> _What needs to be done_: Determine how many lines of the entries contain "appts". Reply with that number alone.

> _Source material_:
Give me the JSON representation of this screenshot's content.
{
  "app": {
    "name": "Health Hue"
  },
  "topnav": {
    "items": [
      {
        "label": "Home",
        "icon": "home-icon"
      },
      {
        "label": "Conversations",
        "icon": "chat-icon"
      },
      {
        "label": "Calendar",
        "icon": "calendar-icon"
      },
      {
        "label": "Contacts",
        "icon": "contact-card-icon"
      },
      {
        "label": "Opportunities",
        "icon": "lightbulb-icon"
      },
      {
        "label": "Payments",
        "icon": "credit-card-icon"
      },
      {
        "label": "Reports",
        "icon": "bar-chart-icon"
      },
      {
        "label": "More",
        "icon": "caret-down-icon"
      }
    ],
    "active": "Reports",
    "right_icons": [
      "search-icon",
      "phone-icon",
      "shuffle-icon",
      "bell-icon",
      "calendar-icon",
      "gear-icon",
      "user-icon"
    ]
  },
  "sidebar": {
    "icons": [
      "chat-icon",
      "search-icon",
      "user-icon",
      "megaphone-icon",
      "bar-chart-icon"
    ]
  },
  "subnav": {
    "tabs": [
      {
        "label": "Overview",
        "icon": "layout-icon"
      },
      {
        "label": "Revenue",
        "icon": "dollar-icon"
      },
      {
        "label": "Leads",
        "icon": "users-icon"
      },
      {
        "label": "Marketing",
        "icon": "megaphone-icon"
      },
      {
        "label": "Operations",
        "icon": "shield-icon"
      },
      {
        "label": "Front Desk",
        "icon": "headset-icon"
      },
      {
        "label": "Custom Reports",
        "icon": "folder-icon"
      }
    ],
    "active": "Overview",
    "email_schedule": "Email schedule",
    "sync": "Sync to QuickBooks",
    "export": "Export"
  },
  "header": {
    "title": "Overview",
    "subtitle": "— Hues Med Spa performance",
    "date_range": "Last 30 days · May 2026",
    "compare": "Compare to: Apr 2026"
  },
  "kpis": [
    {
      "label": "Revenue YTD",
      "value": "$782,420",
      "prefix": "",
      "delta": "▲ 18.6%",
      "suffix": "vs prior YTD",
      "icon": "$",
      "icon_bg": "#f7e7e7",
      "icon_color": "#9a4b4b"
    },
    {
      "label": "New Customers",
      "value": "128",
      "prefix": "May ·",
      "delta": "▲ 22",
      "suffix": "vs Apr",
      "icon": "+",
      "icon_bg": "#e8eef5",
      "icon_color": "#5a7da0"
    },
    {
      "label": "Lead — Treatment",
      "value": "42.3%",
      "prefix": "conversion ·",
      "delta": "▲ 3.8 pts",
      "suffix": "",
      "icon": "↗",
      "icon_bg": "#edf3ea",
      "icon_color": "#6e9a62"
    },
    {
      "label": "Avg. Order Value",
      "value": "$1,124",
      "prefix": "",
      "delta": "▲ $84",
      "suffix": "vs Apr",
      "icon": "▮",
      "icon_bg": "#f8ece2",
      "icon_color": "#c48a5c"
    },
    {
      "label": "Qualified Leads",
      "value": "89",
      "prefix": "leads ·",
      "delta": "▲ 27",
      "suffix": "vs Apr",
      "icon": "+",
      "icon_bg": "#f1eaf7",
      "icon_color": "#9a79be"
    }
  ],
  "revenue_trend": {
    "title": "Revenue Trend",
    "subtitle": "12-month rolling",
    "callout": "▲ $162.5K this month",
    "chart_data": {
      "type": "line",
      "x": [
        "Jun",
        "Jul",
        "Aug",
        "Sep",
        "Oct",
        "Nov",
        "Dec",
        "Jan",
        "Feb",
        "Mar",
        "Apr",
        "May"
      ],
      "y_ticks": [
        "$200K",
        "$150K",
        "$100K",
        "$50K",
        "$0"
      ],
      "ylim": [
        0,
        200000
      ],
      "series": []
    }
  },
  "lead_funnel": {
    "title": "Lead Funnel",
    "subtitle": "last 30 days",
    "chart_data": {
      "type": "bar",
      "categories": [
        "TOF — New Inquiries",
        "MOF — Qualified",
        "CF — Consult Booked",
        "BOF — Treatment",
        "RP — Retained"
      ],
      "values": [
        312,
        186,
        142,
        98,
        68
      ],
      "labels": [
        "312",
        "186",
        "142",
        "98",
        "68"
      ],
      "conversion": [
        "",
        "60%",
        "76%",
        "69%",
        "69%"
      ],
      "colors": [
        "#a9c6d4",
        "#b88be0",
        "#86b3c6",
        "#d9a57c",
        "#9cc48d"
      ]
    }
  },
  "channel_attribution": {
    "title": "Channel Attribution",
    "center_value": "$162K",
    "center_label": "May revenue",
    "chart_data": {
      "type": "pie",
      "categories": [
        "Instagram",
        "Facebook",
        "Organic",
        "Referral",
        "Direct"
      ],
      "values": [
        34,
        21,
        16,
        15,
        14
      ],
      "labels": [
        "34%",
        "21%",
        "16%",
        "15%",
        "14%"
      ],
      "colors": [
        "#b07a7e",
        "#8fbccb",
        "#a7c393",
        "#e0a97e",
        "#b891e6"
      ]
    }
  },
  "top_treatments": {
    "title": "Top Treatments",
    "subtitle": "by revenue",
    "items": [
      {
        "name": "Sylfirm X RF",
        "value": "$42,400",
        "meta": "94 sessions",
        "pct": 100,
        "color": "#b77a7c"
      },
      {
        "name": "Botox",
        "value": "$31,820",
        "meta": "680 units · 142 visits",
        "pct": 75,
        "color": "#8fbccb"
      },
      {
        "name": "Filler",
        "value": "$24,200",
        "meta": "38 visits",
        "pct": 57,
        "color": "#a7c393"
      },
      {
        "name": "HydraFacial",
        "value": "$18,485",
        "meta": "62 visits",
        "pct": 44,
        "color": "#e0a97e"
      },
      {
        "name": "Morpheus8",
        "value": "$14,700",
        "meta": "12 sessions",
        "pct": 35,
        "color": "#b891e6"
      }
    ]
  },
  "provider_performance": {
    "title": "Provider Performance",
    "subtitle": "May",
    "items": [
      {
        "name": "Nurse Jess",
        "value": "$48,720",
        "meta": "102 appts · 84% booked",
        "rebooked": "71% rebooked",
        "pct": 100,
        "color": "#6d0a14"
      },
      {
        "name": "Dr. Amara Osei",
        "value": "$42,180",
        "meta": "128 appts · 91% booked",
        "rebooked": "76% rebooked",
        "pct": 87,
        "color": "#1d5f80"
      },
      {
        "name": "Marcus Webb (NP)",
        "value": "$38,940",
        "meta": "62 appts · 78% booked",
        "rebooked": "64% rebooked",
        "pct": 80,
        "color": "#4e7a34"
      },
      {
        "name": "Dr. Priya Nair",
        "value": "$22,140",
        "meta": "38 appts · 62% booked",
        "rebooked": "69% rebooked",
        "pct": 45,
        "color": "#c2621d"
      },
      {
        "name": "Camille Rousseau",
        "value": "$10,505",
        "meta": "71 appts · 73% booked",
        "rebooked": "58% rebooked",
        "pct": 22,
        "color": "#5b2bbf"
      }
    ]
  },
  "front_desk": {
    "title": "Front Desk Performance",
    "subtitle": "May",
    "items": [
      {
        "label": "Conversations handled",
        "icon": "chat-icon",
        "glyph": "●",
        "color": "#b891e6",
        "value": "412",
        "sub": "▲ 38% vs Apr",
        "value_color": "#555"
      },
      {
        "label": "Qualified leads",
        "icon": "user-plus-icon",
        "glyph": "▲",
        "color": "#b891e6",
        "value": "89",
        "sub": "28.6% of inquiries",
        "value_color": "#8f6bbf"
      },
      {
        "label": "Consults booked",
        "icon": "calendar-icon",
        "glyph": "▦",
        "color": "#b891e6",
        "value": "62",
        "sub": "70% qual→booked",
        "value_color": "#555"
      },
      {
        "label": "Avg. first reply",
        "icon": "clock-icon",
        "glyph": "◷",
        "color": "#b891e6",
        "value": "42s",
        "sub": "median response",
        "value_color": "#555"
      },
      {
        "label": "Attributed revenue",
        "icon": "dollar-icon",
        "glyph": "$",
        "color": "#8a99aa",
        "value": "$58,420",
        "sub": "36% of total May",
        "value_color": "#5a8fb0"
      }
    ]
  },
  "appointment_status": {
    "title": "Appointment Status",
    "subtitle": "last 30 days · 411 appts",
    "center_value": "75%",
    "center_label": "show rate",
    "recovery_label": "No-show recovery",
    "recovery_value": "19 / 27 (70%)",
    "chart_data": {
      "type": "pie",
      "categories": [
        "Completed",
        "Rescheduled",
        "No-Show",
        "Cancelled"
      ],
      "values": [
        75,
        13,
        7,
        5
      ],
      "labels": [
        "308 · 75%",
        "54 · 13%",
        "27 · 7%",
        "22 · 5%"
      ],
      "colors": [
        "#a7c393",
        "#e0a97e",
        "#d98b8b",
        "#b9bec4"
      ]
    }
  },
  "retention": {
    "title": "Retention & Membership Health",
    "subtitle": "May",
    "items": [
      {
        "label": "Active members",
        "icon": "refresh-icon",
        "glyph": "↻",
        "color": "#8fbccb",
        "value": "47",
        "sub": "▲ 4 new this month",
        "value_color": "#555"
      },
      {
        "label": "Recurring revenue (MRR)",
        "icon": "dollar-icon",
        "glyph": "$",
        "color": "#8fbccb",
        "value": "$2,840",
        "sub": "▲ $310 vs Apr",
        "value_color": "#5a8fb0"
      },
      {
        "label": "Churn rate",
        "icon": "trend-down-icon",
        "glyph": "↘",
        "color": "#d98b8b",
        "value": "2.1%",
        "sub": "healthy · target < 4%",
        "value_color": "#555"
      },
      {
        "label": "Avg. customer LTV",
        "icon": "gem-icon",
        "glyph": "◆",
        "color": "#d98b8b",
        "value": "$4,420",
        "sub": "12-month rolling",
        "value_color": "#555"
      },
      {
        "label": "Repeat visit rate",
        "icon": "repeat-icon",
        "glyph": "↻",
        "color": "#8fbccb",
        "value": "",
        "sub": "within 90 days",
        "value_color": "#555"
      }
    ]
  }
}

> _Task output_: 6